-- Data excerpts start --
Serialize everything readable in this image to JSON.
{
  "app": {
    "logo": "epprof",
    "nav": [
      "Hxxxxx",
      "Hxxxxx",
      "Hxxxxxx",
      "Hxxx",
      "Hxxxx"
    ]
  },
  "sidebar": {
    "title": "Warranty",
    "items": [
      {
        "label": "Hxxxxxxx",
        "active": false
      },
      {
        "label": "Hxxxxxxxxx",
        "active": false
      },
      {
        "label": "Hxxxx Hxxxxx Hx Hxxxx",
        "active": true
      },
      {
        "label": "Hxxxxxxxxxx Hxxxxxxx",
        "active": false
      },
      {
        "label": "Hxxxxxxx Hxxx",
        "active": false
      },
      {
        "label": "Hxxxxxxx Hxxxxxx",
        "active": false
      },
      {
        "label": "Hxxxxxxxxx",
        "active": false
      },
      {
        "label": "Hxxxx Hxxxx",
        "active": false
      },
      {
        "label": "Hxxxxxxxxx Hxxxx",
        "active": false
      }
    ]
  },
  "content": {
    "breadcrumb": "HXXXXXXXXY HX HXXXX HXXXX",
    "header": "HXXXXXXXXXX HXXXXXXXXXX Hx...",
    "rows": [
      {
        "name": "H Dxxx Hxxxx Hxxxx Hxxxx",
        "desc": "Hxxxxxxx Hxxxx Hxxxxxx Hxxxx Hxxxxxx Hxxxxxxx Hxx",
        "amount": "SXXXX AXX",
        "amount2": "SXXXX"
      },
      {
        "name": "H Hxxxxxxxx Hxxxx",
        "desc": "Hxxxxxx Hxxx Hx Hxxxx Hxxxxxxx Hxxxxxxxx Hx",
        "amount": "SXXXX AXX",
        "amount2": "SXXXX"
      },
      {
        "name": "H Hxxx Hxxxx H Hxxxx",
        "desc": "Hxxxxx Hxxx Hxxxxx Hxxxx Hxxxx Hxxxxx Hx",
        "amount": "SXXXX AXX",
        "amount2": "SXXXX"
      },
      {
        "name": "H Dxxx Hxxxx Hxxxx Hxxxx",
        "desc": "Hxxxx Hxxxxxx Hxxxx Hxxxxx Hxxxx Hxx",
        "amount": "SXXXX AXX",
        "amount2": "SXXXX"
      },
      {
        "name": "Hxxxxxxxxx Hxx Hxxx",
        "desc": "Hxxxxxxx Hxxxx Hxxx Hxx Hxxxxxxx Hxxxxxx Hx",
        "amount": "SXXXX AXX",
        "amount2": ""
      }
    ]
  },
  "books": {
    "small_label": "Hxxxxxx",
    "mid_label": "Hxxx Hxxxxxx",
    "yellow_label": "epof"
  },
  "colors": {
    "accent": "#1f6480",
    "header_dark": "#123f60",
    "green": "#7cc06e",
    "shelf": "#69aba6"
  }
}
-- Data excerpts end --
- _Stated task_
Determine the count of lines in the data above with the string "name" in them, and give that count alone.

- _The reply_
5